WRITTEN REQUEST
Only lines with the word "tray" are needed; collect each of them from the listing below.

Data items
☆ ☆ ☆ ☆ ☆ ☆ ☆

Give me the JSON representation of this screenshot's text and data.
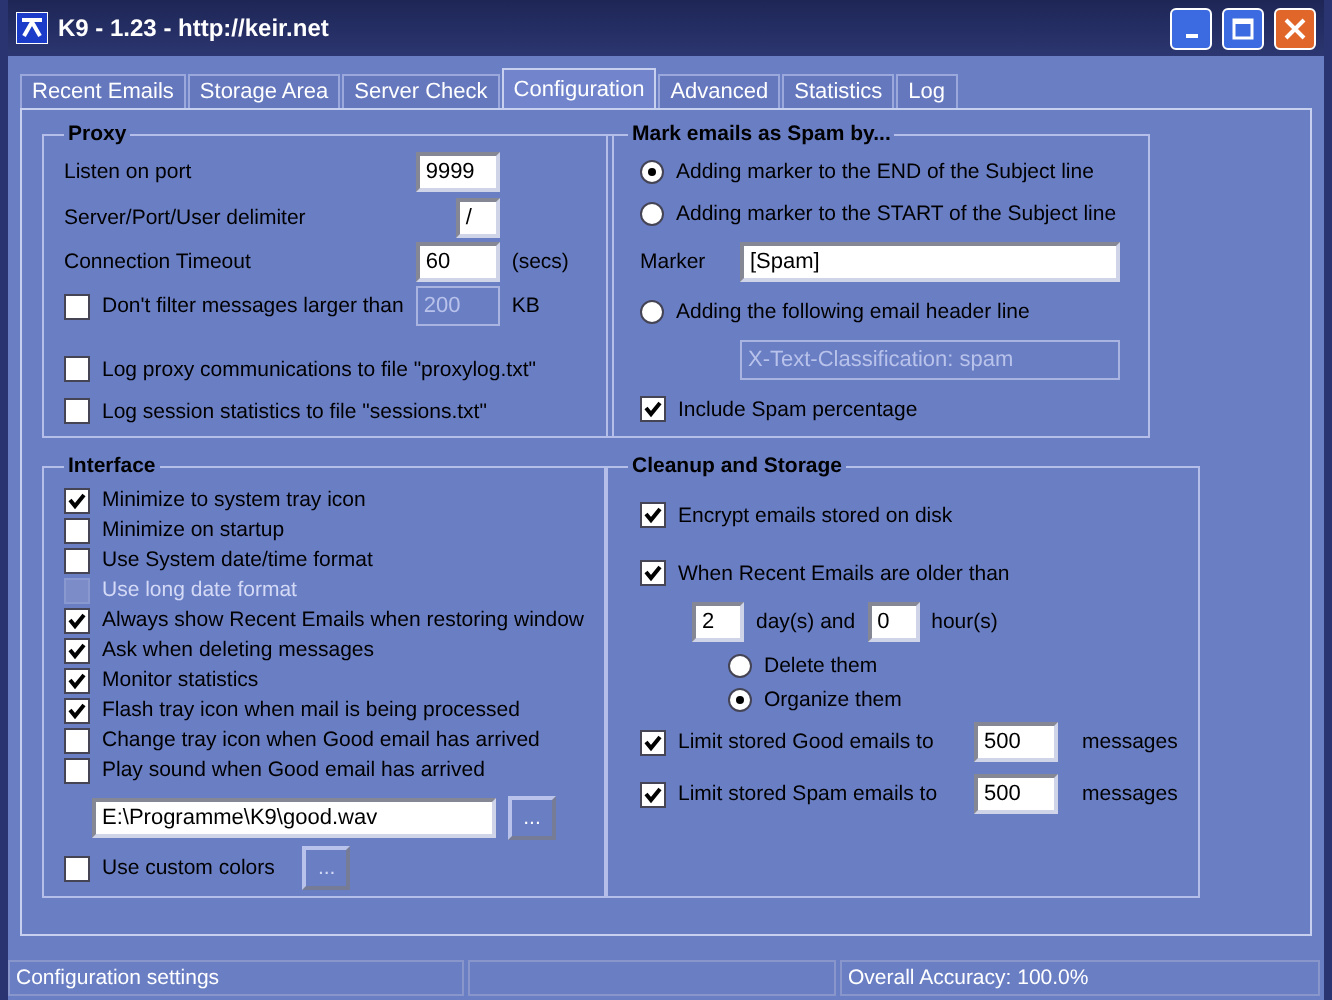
{
  "window": {
    "title": "K9 - 1.23 - http://keir.net"
  },
  "tabs": [
    {
      "label": "Recent Emails",
      "selected": false
    },
    {
      "label": "Storage Area",
      "selected": false
    },
    {
      "label": "Server Check",
      "selected": false
    },
    {
      "label": "Configuration",
      "selected": true
    },
    {
      "label": "Advanced",
      "selected": false
    },
    {
      "label": "Statistics",
      "selected": false
    },
    {
      "label": "Log",
      "selected": false
    }
  ],
  "proxy": {
    "title": "Proxy",
    "items": [
      {
        "kind": "field",
        "label": "Listen on port",
        "value": "9999",
        "disabled": false
      },
      {
        "kind": "field",
        "label": "Server/Port/User delimiter",
        "value": "/",
        "disabled": false
      },
      {
        "kind": "field",
        "label": "Connection Timeout",
        "value": "60",
        "unit": "(secs)",
        "disabled": false
      },
      {
        "kind": "checkfield",
        "label": "Don't filter messages larger than",
        "checked": false,
        "value": "200",
        "unit": "KB",
        "disabled": true
      },
      {
        "kind": "check",
        "label": "Log proxy communications to file \"proxylog.txt\"",
        "checked": false,
        "disabled": false
      },
      {
        "kind": "check",
        "label": "Log session statistics to file \"sessions.txt\"",
        "checked": false,
        "disabled": false
      }
    ]
  },
  "interface": {
    "title": "Interface",
    "items": [
      {
        "label": "Minimize to system tray icon",
        "checked": true,
        "disabled": false
      },
      {
        "label": "Minimize on startup",
        "checked": false,
        "disabled": false
      },
      {
        "label": "Use System date/time format",
        "checked": false,
        "disabled": false
      },
      {
        "label": "Use long date format",
        "checked": false,
        "disabled": true
      },
      {
        "label": "Always show Recent Emails when restoring window",
        "checked": true,
        "disabled": false
      },
      {
        "label": "Ask when deleting messages",
        "checked": true,
        "disabled": false
      },
      {
        "label": "Monitor statistics",
        "checked": true,
        "disabled": false
      },
      {
        "label": "Flash tray icon when mail is being processed",
        "checked": true,
        "disabled": false
      },
      {
        "label": "Change tray icon when Good email has arrived",
        "checked": false,
        "disabled": false
      },
      {
        "label": "Play sound when Good email has arrived",
        "checked": false,
        "disabled": false
      }
    ],
    "sound_file": {
      "value": "E:\\Programme\\K9\\good.wav",
      "button": "..."
    },
    "custom_colors": {
      "label": "Use custom colors",
      "checked": false,
      "button": "...",
      "disabled": true
    }
  },
  "spam": {
    "title": "Mark emails as Spam by...",
    "items": [
      {
        "kind": "radio",
        "label": "Adding marker to the END of the Subject line",
        "selected": true
      },
      {
        "kind": "radio",
        "label": "Adding marker to the START of the Subject line",
        "selected": false
      },
      {
        "kind": "field",
        "label": "Marker",
        "value": "[Spam]",
        "disabled": false
      },
      {
        "kind": "radio",
        "label": "Adding the following email header line",
        "selected": false
      },
      {
        "kind": "field",
        "value": "X-Text-Classification: spam",
        "disabled": true
      },
      {
        "kind": "check",
        "label": "Include Spam percentage",
        "checked": true,
        "disabled": false
      }
    ]
  },
  "cleanup": {
    "title": "Cleanup and Storage",
    "items": [
      {
        "kind": "check",
        "label": "Encrypt emails stored on disk",
        "checked": true
      },
      {
        "kind": "check",
        "label": "When Recent Emails are older than",
        "checked": true
      },
      {
        "kind": "age",
        "days": "2",
        "days_label": "day(s) and",
        "hours": "0",
        "hours_label": "hour(s)"
      },
      {
        "kind": "radio",
        "label": "Delete them",
        "selected": false
      },
      {
        "kind": "radio",
        "label": "Organize them",
        "selected": true
      },
      {
        "kind": "limit",
        "label": "Limit stored Good emails to",
        "checked": true,
        "value": "500",
        "unit": "messages"
      },
      {
        "kind": "limit",
        "label": "Limit stored Spam emails to",
        "checked": true,
        "value": "500",
        "unit": "messages"
      }
    ]
  },
  "status_bar": {
    "left": "Configuration settings",
    "right": "Overall Accuracy: 100.0%"
  }
}
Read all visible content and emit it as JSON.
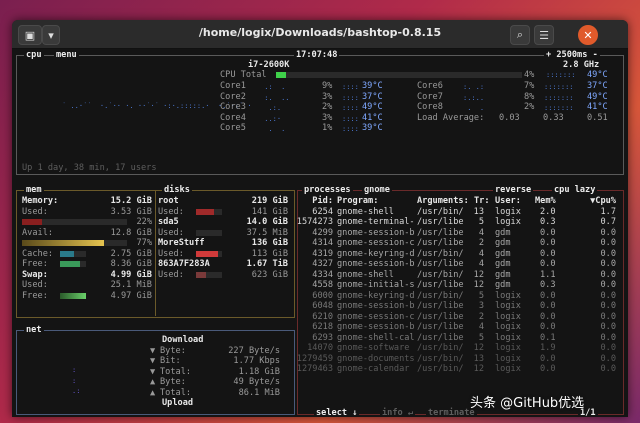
{
  "window": {
    "title": "/home/logix/Downloads/bashtop-0.8.15"
  },
  "icons": {
    "terminal": "terminal-icon",
    "dropdown": "chevron-down-icon",
    "search": "search-icon",
    "menu": "hamburger-icon",
    "close": "close-icon"
  },
  "cpu": {
    "label": "cpu",
    "menu": "menu",
    "clock": "17:07:48",
    "interval": "+ 2500ms -",
    "model": "i7-2600K",
    "freq": "2.8 GHz",
    "total_label": "CPU Total",
    "total_pct": "4%",
    "total_temp": "49°C",
    "cores_left": [
      {
        "name": "Core1",
        "pct": "9%",
        "temp": "39°C"
      },
      {
        "name": "Core2",
        "pct": "3%",
        "temp": "37°C"
      },
      {
        "name": "Core3",
        "pct": "2%",
        "temp": "49°C"
      },
      {
        "name": "Core4",
        "pct": "3%",
        "temp": "41°C"
      },
      {
        "name": "Core5",
        "pct": "1%",
        "temp": "39°C"
      }
    ],
    "cores_right": [
      {
        "name": "Core6",
        "pct": "7%",
        "temp": "37°C"
      },
      {
        "name": "Core7",
        "pct": "8%",
        "temp": "49°C"
      },
      {
        "name": "Core8",
        "pct": "2%",
        "temp": "41°C"
      }
    ],
    "load_label": "Load Average:",
    "load": [
      "0.03",
      "0.33",
      "0.51"
    ],
    "uptime": "Up 1 day, 38 min, 17 users"
  },
  "mem": {
    "label": "mem",
    "memory_label": "Memory:",
    "memory_val": "15.2 GiB",
    "used_label": "Used:",
    "used_val": "3.53 GiB",
    "used_pct": "22%",
    "avail_label": "Avail:",
    "avail_val": "12.8 GiB",
    "avail_pct": "77%",
    "cache_label": "Cache:",
    "cache_val": "2.75 GiB",
    "free_label": "Free:",
    "free_val": "8.36 GiB",
    "swap_label": "Swap:",
    "swap_val": "4.99 GiB",
    "swap_used_label": "Used:",
    "swap_used_val": "25.1 MiB",
    "swap_free_label": "Free:",
    "swap_free_val": "4.97 GiB"
  },
  "disks": {
    "label": "disks",
    "items": [
      {
        "name": "root",
        "total": "219 GiB",
        "used_label": "Used:",
        "used": "141 GiB"
      },
      {
        "name": "sda5",
        "total": "14.0 GiB",
        "used_label": "Used:",
        "used": "37.5 MiB"
      },
      {
        "name": "MoreStuff",
        "total": "136 GiB",
        "used_label": "Used:",
        "used": "113 GiB"
      },
      {
        "name": "863A7F283A",
        "total": "1.67 TiB",
        "used_label": "Used:",
        "used": "623 GiB"
      }
    ]
  },
  "net": {
    "label": "net",
    "download_label": "Download",
    "upload_label": "Upload",
    "rows": [
      {
        "arrow": "▼",
        "label": "Byte:",
        "val": "227 Byte/s"
      },
      {
        "arrow": "▼",
        "label": "Bit:",
        "val": "1.77 Kbps"
      },
      {
        "arrow": "▼",
        "label": "Total:",
        "val": "1.18 GiB"
      },
      {
        "arrow": "▲",
        "label": "Byte:",
        "val": "49 Byte/s"
      },
      {
        "arrow": "▲",
        "label": "Total:",
        "val": "86.1 MiB"
      }
    ]
  },
  "proc": {
    "label": "processes",
    "filter": "gnome",
    "reverse": "reverse",
    "sort": "cpu lazy",
    "headers": {
      "pid": "Pid:",
      "program": "Program:",
      "args": "Arguments:",
      "tr": "Tr:",
      "user": "User:",
      "mem": "Mem%",
      "cpu": "▼Cpu%"
    },
    "rows": [
      {
        "pid": "6254",
        "prog": "gnome-shell",
        "args": "/usr/bin/",
        "tr": "13",
        "user": "logix",
        "mem": "2.0",
        "cpu": "1.7"
      },
      {
        "pid": "1574273",
        "prog": "gnome-terminal-",
        "args": "/usr/libe",
        "tr": "5",
        "user": "logix",
        "mem": "0.3",
        "cpu": "0.7"
      },
      {
        "pid": "4299",
        "prog": "gnome-session-b",
        "args": "/usr/libe",
        "tr": "4",
        "user": "gdm",
        "mem": "0.0",
        "cpu": "0.0"
      },
      {
        "pid": "4314",
        "prog": "gnome-session-c",
        "args": "/usr/libe",
        "tr": "2",
        "user": "gdm",
        "mem": "0.0",
        "cpu": "0.0"
      },
      {
        "pid": "4319",
        "prog": "gnome-keyring-d",
        "args": "/usr/bin/",
        "tr": "4",
        "user": "gdm",
        "mem": "0.0",
        "cpu": "0.0"
      },
      {
        "pid": "4327",
        "prog": "gnome-session-b",
        "args": "/usr/libe",
        "tr": "4",
        "user": "gdm",
        "mem": "0.0",
        "cpu": "0.0"
      },
      {
        "pid": "4334",
        "prog": "gnome-shell",
        "args": "/usr/bin/",
        "tr": "12",
        "user": "gdm",
        "mem": "1.1",
        "cpu": "0.0"
      },
      {
        "pid": "4558",
        "prog": "gnome-initial-s",
        "args": "/usr/libe",
        "tr": "12",
        "user": "gdm",
        "mem": "0.3",
        "cpu": "0.0"
      },
      {
        "pid": "6000",
        "prog": "gnome-keyring-d",
        "args": "/usr/bin/",
        "tr": "5",
        "user": "logix",
        "mem": "0.0",
        "cpu": "0.0"
      },
      {
        "pid": "6048",
        "prog": "gnome-session-b",
        "args": "/usr/libe",
        "tr": "3",
        "user": "logix",
        "mem": "0.0",
        "cpu": "0.0"
      },
      {
        "pid": "6210",
        "prog": "gnome-session-c",
        "args": "/usr/libe",
        "tr": "2",
        "user": "logix",
        "mem": "0.0",
        "cpu": "0.0"
      },
      {
        "pid": "6218",
        "prog": "gnome-session-b",
        "args": "/usr/libe",
        "tr": "4",
        "user": "logix",
        "mem": "0.0",
        "cpu": "0.0"
      },
      {
        "pid": "6293",
        "prog": "gnome-shell-cal",
        "args": "/usr/libe",
        "tr": "5",
        "user": "logix",
        "mem": "0.1",
        "cpu": "0.0"
      },
      {
        "pid": "14070",
        "prog": "gnome-software",
        "args": "/usr/bin/",
        "tr": "12",
        "user": "logix",
        "mem": "1.9",
        "cpu": "0.0"
      },
      {
        "pid": "1279459",
        "prog": "gnome-documents",
        "args": "/usr/bin/",
        "tr": "13",
        "user": "logix",
        "mem": "0.0",
        "cpu": "0.0"
      },
      {
        "pid": "1279463",
        "prog": "gnome-calendar",
        "args": "/usr/bin/",
        "tr": "12",
        "user": "logix",
        "mem": "0.0",
        "cpu": "0.0"
      }
    ],
    "footer_select": "select ↓",
    "footer_info": "info ↵",
    "footer_terminate": "terminate",
    "footer_page": "1/1"
  },
  "watermark": "头条 @GitHub优选",
  "colors": {
    "accent_close": "#e05a2b",
    "bar_green": "#3fd14a",
    "bar_red": "#e23b3b",
    "bar_yellow": "#e6c450",
    "text_blue": "#7fa8ff"
  }
}
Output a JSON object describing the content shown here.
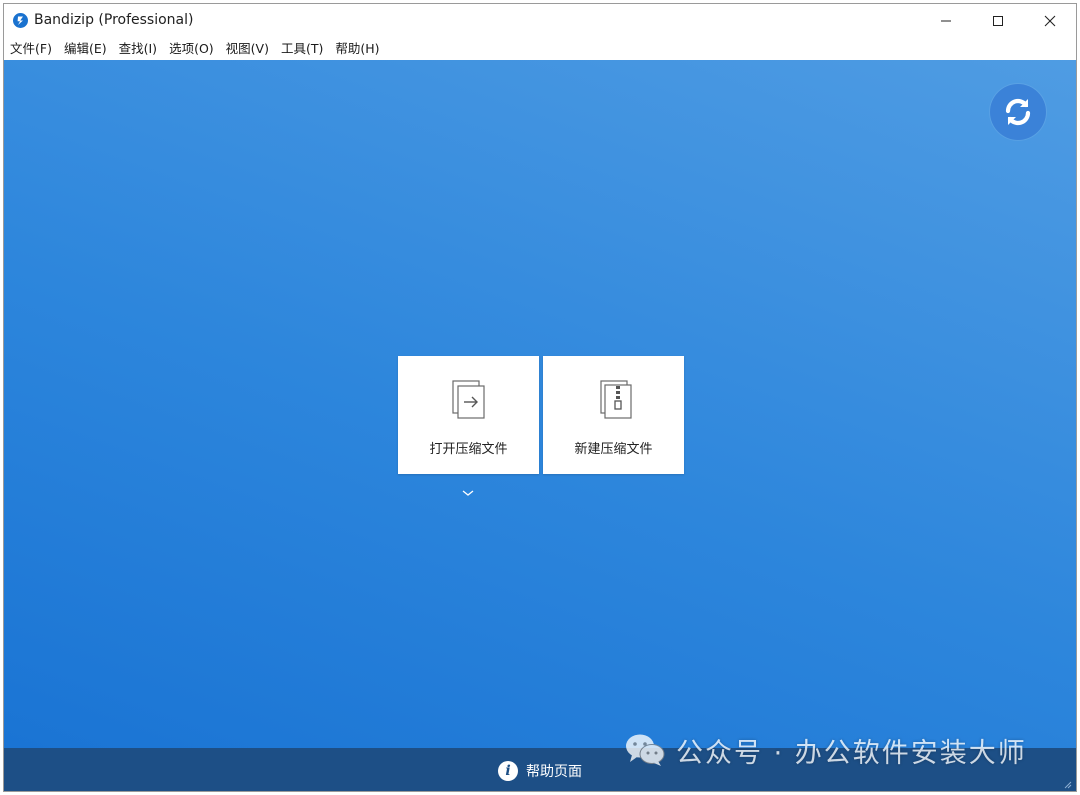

☆ ☆ ☆ ☆ ☆ ☆ ☆

TASK OUTPUT
        "label": "Minimize to system tray icon",
        "label": "Flash tray icon when mail is being processed",
        "label": "Change tray icon when Good email has arrived",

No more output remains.